WHAT IS NEEDED: Reproduce the records below in full and exactly, without their images.

AVAILABLE RECORDS start

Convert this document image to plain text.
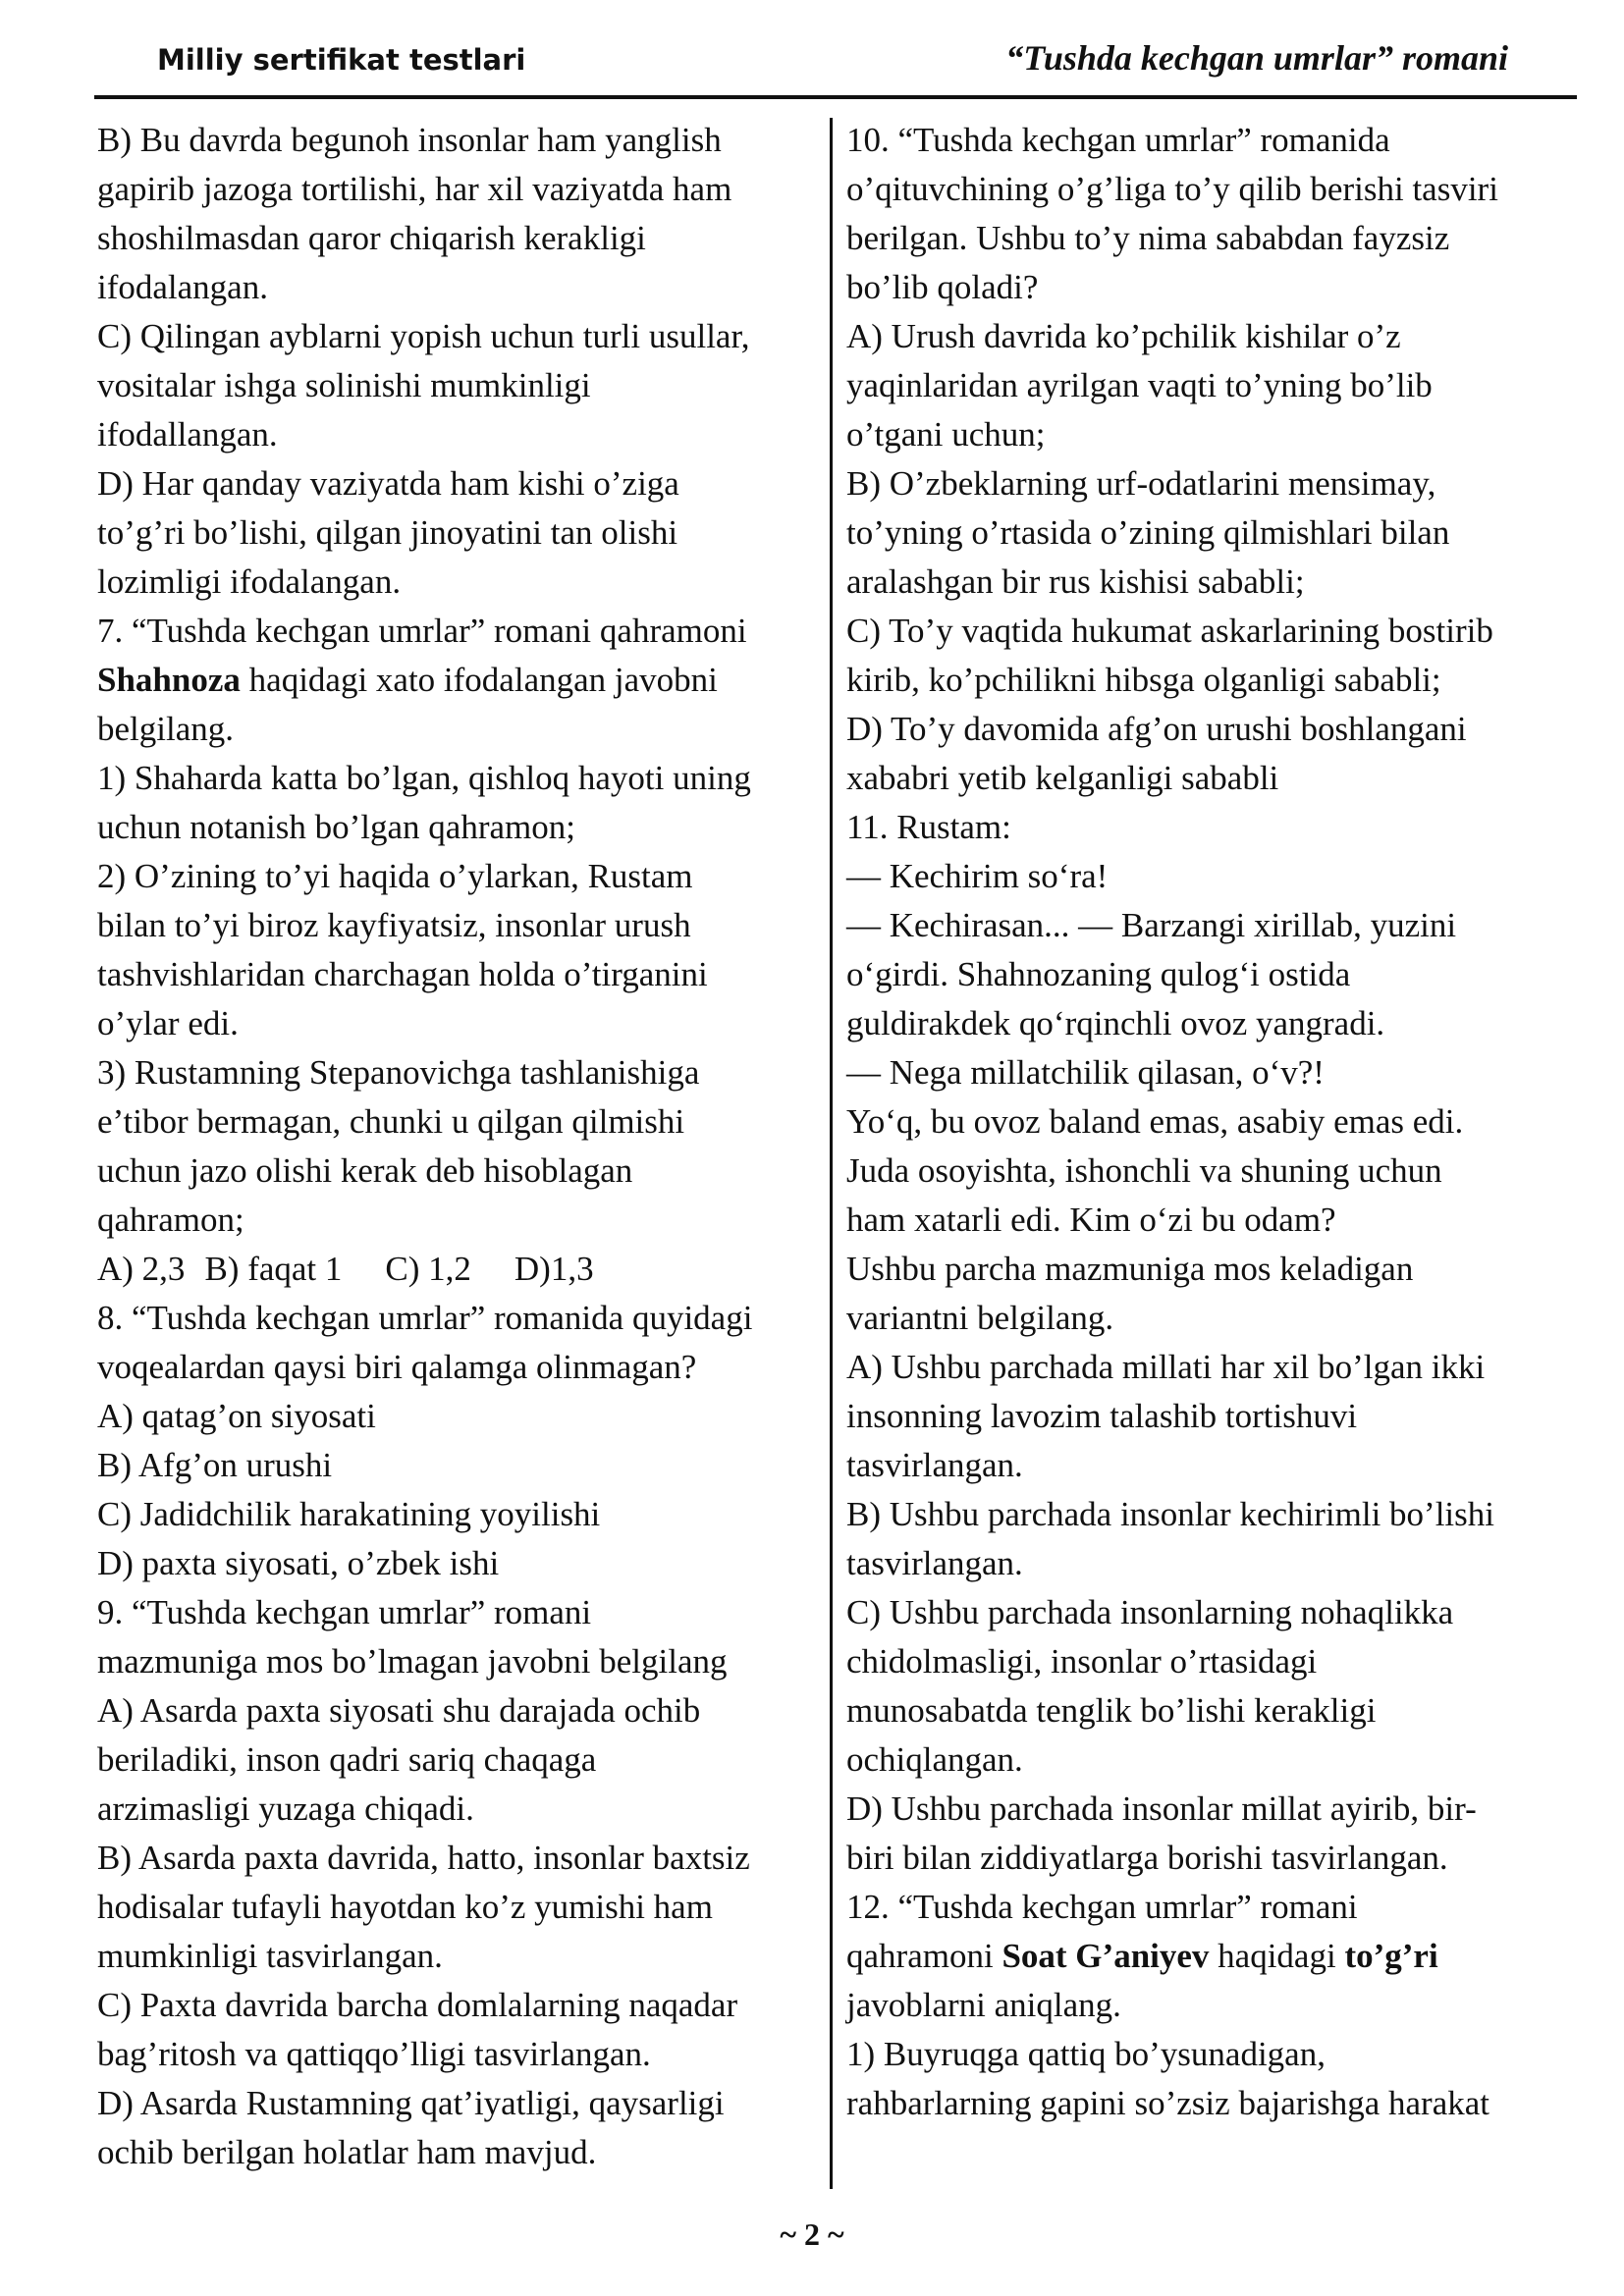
Milliy sertifikat testlari	“Tushda kechgan umrlar” romani
B) Bu davrda begunoh insonlar ham yanglish
gapirib jazoga tortilishi, har xil vaziyatda ham
shoshilmasdan qaror chiqarish kerakligi
ifodalangan.
C) Qilingan ayblarni yopish uchun turli usullar,
vositalar ishga solinishi mumkinligi
ifodallangan.
D) Har qanday vaziyatda ham kishi o’ziga
to’g’ri bo’lishi, qilgan jinoyatini tan olishi
lozimligi ifodalangan.
7. “Tushda kechgan umrlar” romani qahramoni
Shahnoza haqidagi xato ifodalangan javobni
belgilang.
1) Shaharda katta bo’lgan, qishloq hayoti uning
uchun notanish bo’lgan qahramon;
2) O’zining to’yi haqida o’ylarkan, Rustam
bilan to’yi biroz kayfiyatsiz, insonlar urush
tashvishlaridan charchagan holda o’tirganini
o’ylar edi.
3) Rustamning Stepanovichga tashlanishiga
e’tibor bermagan, chunki u qilgan qilmishi
uchun jazo olishi kerak deb hisoblagan
qahramon;
A) 2,3 B) faqat 1 C) 1,2 D)1,3
8. “Tushda kechgan umrlar” romanida quyidagi
voqealardan qaysi biri qalamga olinmagan?
A) qatag’on siyosati
B) Afg’on urushi
C) Jadidchilik harakatining yoyilishi
D) paxta siyosati, o’zbek ishi
9. “Tushda kechgan umrlar” romani
mazmuniga mos bo’lmagan javobni belgilang
A) Asarda paxta siyosati shu darajada ochib
beriladiki, inson qadri sariq chaqaga
arzimasligi yuzaga chiqadi.
B) Asarda paxta davrida, hatto, insonlar baxtsiz
hodisalar tufayli hayotdan ko’z yumishi ham
mumkinligi tasvirlangan.
C) Paxta davrida barcha domlalarning naqadar
bag’ritosh va qattiqqo’lligi tasvirlangan.
D) Asarda Rustamning qat’iyatligi, qaysarligi
ochib berilgan holatlar ham mavjud.
10. “Tushda kechgan umrlar” romanida
o’qituvchining o’g’liga to’y qilib berishi tasviri
berilgan. Ushbu to’y nima sababdan fayzsiz
bo’lib qoladi?
A) Urush davrida ko’pchilik kishilar o’z
yaqinlaridan ayrilgan vaqti to’yning bo’lib
o’tgani uchun;
B) O’zbeklarning urf-odatlarini mensimay,
to’yning o’rtasida o’zining qilmishlari bilan
aralashgan bir rus kishisi sababli;
C) To’y vaqtida hukumat askarlarining bostirib
kirib, ko’pchilikni hibsga olganligi sababli;
D) To’y davomida afg’on urushi boshlangani
xababri yetib kelganligi sababli
11. Rustam:
— Kechirim so‘ra!
— Kechirasan... — Barzangi xirillab, yuzini
o‘girdi. Shahnozaning qulog‘i ostida
guldirakdek qo‘rqinchli ovoz yangradi.
— Nega millatchilik qilasan, o‘v?!
Yo‘q, bu ovoz baland emas, asabiy emas edi.
Juda osoyishta, ishonchli va shuning uchun
ham xatarli edi. Kim o‘zi bu odam?
Ushbu parcha mazmuniga mos keladigan
variantni belgilang.
A) Ushbu parchada millati har xil bo’lgan ikki
insonning lavozim talashib tortishuvi
tasvirlangan.
B) Ushbu parchada insonlar kechirimli bo’lishi
tasvirlangan.
C) Ushbu parchada insonlarning nohaqlikka
chidolmasligi, insonlar o’rtasidagi
munosabatda tenglik bo’lishi kerakligi
ochiqlangan.
D) Ushbu parchada insonlar millat ayirib, bir-
biri bilan ziddiyatlarga borishi tasvirlangan.
12. “Tushda kechgan umrlar” romani
qahramoni Soat G’aniyev haqidagi to’g’ri
javoblarni aniqlang.
1) Buyruqga qattiq bo’ysunadigan,
rahbarlarning gapini so’zsiz bajarishga harakat
~ 2 ~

AVAILABLE RECORDS end

ANSWER:
Convert this document image to plain text.
Milliy sertifikat testlari	“Tushda kechgan umrlar” romani
B) Bu davrda begunoh insonlar ham yanglish
gapirib jazoga tortilishi, har xil vaziyatda ham
shoshilmasdan qaror chiqarish kerakligi
ifodalangan.
C) Qilingan ayblarni yopish uchun turli usullar,
vositalar ishga solinishi mumkinligi
ifodallangan.
D) Har qanday vaziyatda ham kishi o’ziga
to’g’ri bo’lishi, qilgan jinoyatini tan olishi
lozimligi ifodalangan.
7. “Tushda kechgan umrlar” romani qahramoni
Shahnoza haqidagi xato ifodalangan javobni
belgilang.
1) Shaharda katta bo’lgan, qishloq hayoti uning
uchun notanish bo’lgan qahramon;
2) O’zining to’yi haqida o’ylarkan, Rustam
bilan to’yi biroz kayfiyatsiz, insonlar urush
tashvishlaridan charchagan holda o’tirganini
o’ylar edi.
3) Rustamning Stepanovichga tashlanishiga
e’tibor bermagan, chunki u qilgan qilmishi
uchun jazo olishi kerak deb hisoblagan
qahramon;
A) 2,3 B) faqat 1 C) 1,2 D)1,3
8. “Tushda kechgan umrlar” romanida quyidagi
voqealardan qaysi biri qalamga olinmagan?
A) qatag’on siyosati
B) Afg’on urushi
C) Jadidchilik harakatining yoyilishi
D) paxta siyosati, o’zbek ishi
9. “Tushda kechgan umrlar” romani
mazmuniga mos bo’lmagan javobni belgilang
A) Asarda paxta siyosati shu darajada ochib
beriladiki, inson qadri sariq chaqaga
arzimasligi yuzaga chiqadi.
B) Asarda paxta davrida, hatto, insonlar baxtsiz
hodisalar tufayli hayotdan ko’z yumishi ham
mumkinligi tasvirlangan.
C) Paxta davrida barcha domlalarning naqadar
bag’ritosh va qattiqqo’lligi tasvirlangan.
D) Asarda Rustamning qat’iyatligi, qaysarligi
ochib berilgan holatlar ham mavjud.
10. “Tushda kechgan umrlar” romanida
o’qituvchining o’g’liga to’y qilib berishi tasviri
berilgan. Ushbu to’y nima sababdan fayzsiz
bo’lib qoladi?
A) Urush davrida ko’pchilik kishilar o’z
yaqinlaridan ayrilgan vaqti to’yning bo’lib
o’tgani uchun;
B) O’zbeklarning urf-odatlarini mensimay,
to’yning o’rtasida o’zining qilmishlari bilan
aralashgan bir rus kishisi sababli;
C) To’y vaqtida hukumat askarlarining bostirib
kirib, ko’pchilikni hibsga olganligi sababli;
D) To’y davomida afg’on urushi boshlangani
xababri yetib kelganligi sababli
11. Rustam:
— Kechirim so‘ra!
— Kechirasan... — Barzangi xirillab, yuzini
o‘girdi. Shahnozaning qulog‘i ostida
guldirakdek qo‘rqinchli ovoz yangradi.
— Nega millatchilik qilasan, o‘v?!
Yo‘q, bu ovoz baland emas, asabiy emas edi.
Juda osoyishta, ishonchli va shuning uchun
ham xatarli edi. Kim o‘zi bu odam?
Ushbu parcha mazmuniga mos keladigan
variantni belgilang.
A) Ushbu parchada millati har xil bo’lgan ikki
insonning lavozim talashib tortishuvi
tasvirlangan.
B) Ushbu parchada insonlar kechirimli bo’lishi
tasvirlangan.
C) Ushbu parchada insonlarning nohaqlikka
chidolmasligi, insonlar o’rtasidagi
munosabatda tenglik bo’lishi kerakligi
ochiqlangan.
D) Ushbu parchada insonlar millat ayirib, bir-
biri bilan ziddiyatlarga borishi tasvirlangan.
12. “Tushda kechgan umrlar” romani
qahramoni Soat G’aniyev haqidagi to’g’ri
javoblarni aniqlang.
1) Buyruqga qattiq bo’ysunadigan,
rahbarlarning gapini so’zsiz bajarishga harakat
~ 2 ~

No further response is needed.